> AIM OF THE EXERCISE
Do not copy the pictures; transcribe all other material exactly.

INFORMATION SHOWN start

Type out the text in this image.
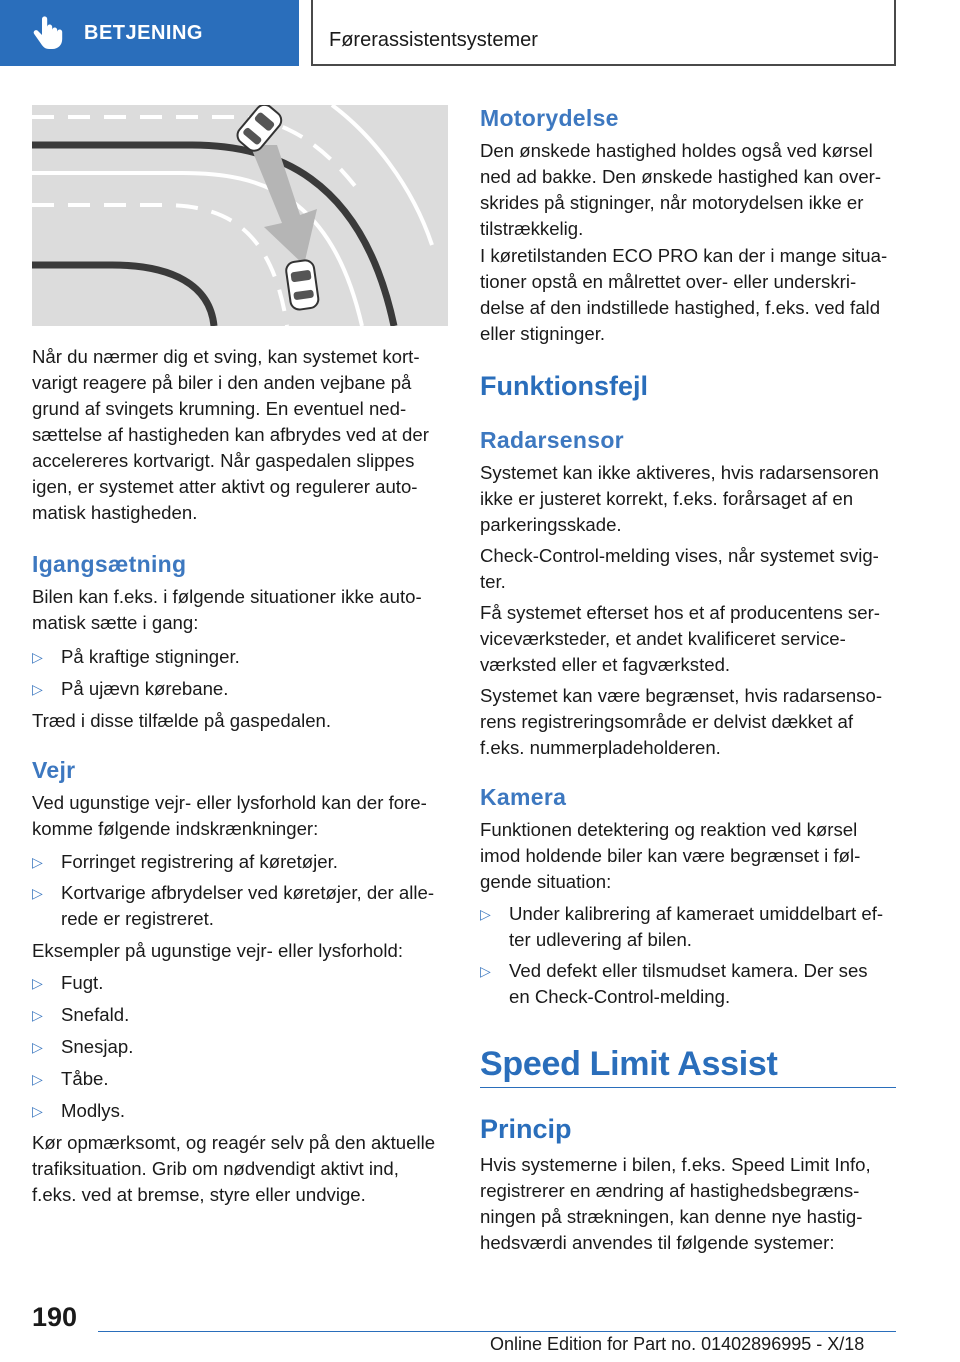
BETJENING	Førerassistentsystemer
Når du nærmer dig et sving, kan systemet kort-
varigt reagere på biler i den anden vejbane på
grund af svingets krumning. En eventuel ned-
sættelse af hastigheden kan afbrydes ved at der
accelereres kortvarigt. Når gaspedalen slippes
igen, er systemet atter aktivt og regulerer auto-
matisk hastigheden.
Igangsætning
Bilen kan f.eks. i følgende situationer ikke auto-
matisk sætte i gang:
▷ På kraftige stigninger.
▷ På ujævn kørebane.
Træd i disse tilfælde på gaspedalen.
Vejr
Ved ugunstige vejr- eller lysforhold kan der fore-
komme følgende indskrænkninger:
▷ Forringet registrering af køretøjer.
▷ Kortvarige afbrydelser ved køretøjer, der alle-
rede er registreret.
Eksempler på ugunstige vejr- eller lysforhold:
▷ Fugt.
▷ Snefald.
▷ Snesjap.
▷ Tåbe.
▷ Modlys.
Kør opmærksomt, og reagér selv på den aktuelle
trafiksituation. Grib om nødvendigt aktivt ind,
f.eks. ved at bremse, styre eller undvige.
Motorydelse
Den ønskede hastighed holdes også ved kørsel
ned ad bakke. Den ønskede hastighed kan over-
skrides på stigninger, når motorydelsen ikke er
tilstrækkelig.
I køretilstanden ECO PRO kan der i mange situa-
tioner opstå en målrettet over- eller underskri-
delse af den indstillede hastighed, f.eks. ved fald
eller stigninger.
Funktionsfejl
Radarsensor
Systemet kan ikke aktiveres, hvis radarsensoren
ikke er justeret korrekt, f.eks. forårsaget af en
parkeringsskade.
Check-Control-melding vises, når systemet svig-
ter.
Få systemet efterset hos et af producentens ser-
viceværksteder, et andet kvalificeret service-
værksted eller et fagværksted.
Systemet kan være begrænset, hvis radarsenso-
rens registreringsområde er delvist dækket af
f.eks. nummerpladeholderen.
Kamera
Funktionen detektering og reaktion ved kørsel
imod holdende biler kan være begrænset i føl-
gende situation:
▷ Under kalibrering af kameraet umiddelbart ef-
ter udlevering af bilen.
▷ Ved defekt eller tilsmudset kamera. Der ses
en Check-Control-melding.
Speed Limit Assist
Princip
Hvis systemerne i bilen, f.eks. Speed Limit Info,
registrerer en ændring af hastighedsbegræns-
ningen på strækningen, kan denne nye hastig-
hedsværdi anvendes til følgende systemer:
190
Online Edition for Part no. 01402896995 - X/18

INFORMATION SHOWN end

> RESPONSE
Type out the text in this image.
BETJENING	Førerassistentsystemer
Når du nærmer dig et sving, kan systemet kort-
varigt reagere på biler i den anden vejbane på
grund af svingets krumning. En eventuel ned-
sættelse af hastigheden kan afbrydes ved at der
accelereres kortvarigt. Når gaspedalen slippes
igen, er systemet atter aktivt og regulerer auto-
matisk hastigheden.
Igangsætning
Bilen kan f.eks. i følgende situationer ikke auto-
matisk sætte i gang:
▷ På kraftige stigninger.
▷ På ujævn kørebane.
Træd i disse tilfælde på gaspedalen.
Vejr
Ved ugunstige vejr- eller lysforhold kan der fore-
komme følgende indskrænkninger:
▷ Forringet registrering af køretøjer.
▷ Kortvarige afbrydelser ved køretøjer, der alle-
rede er registreret.
Eksempler på ugunstige vejr- eller lysforhold:
▷ Fugt.
▷ Snefald.
▷ Snesjap.
▷ Tåbe.
▷ Modlys.
Kør opmærksomt, og reagér selv på den aktuelle
trafiksituation. Grib om nødvendigt aktivt ind,
f.eks. ved at bremse, styre eller undvige.
Motorydelse
Den ønskede hastighed holdes også ved kørsel
ned ad bakke. Den ønskede hastighed kan over-
skrides på stigninger, når motorydelsen ikke er
tilstrækkelig.
I køretilstanden ECO PRO kan der i mange situa-
tioner opstå en målrettet over- eller underskri-
delse af den indstillede hastighed, f.eks. ved fald
eller stigninger.
Funktionsfejl
Radarsensor
Systemet kan ikke aktiveres, hvis radarsensoren
ikke er justeret korrekt, f.eks. forårsaget af en
parkeringsskade.
Check-Control-melding vises, når systemet svig-
ter.
Få systemet efterset hos et af producentens ser-
viceværksteder, et andet kvalificeret service-
værksted eller et fagværksted.
Systemet kan være begrænset, hvis radarsenso-
rens registreringsområde er delvist dækket af
f.eks. nummerpladeholderen.
Kamera
Funktionen detektering og reaktion ved kørsel
imod holdende biler kan være begrænset i føl-
gende situation:
▷ Under kalibrering af kameraet umiddelbart ef-
ter udlevering af bilen.
▷ Ved defekt eller tilsmudset kamera. Der ses
en Check-Control-melding.
Speed Limit Assist
Princip
Hvis systemerne i bilen, f.eks. Speed Limit Info,
registrerer en ændring af hastighedsbegræns-
ningen på strækningen, kan denne nye hastig-
hedsværdi anvendes til følgende systemer:
190
Online Edition for Part no. 01402896995 - X/18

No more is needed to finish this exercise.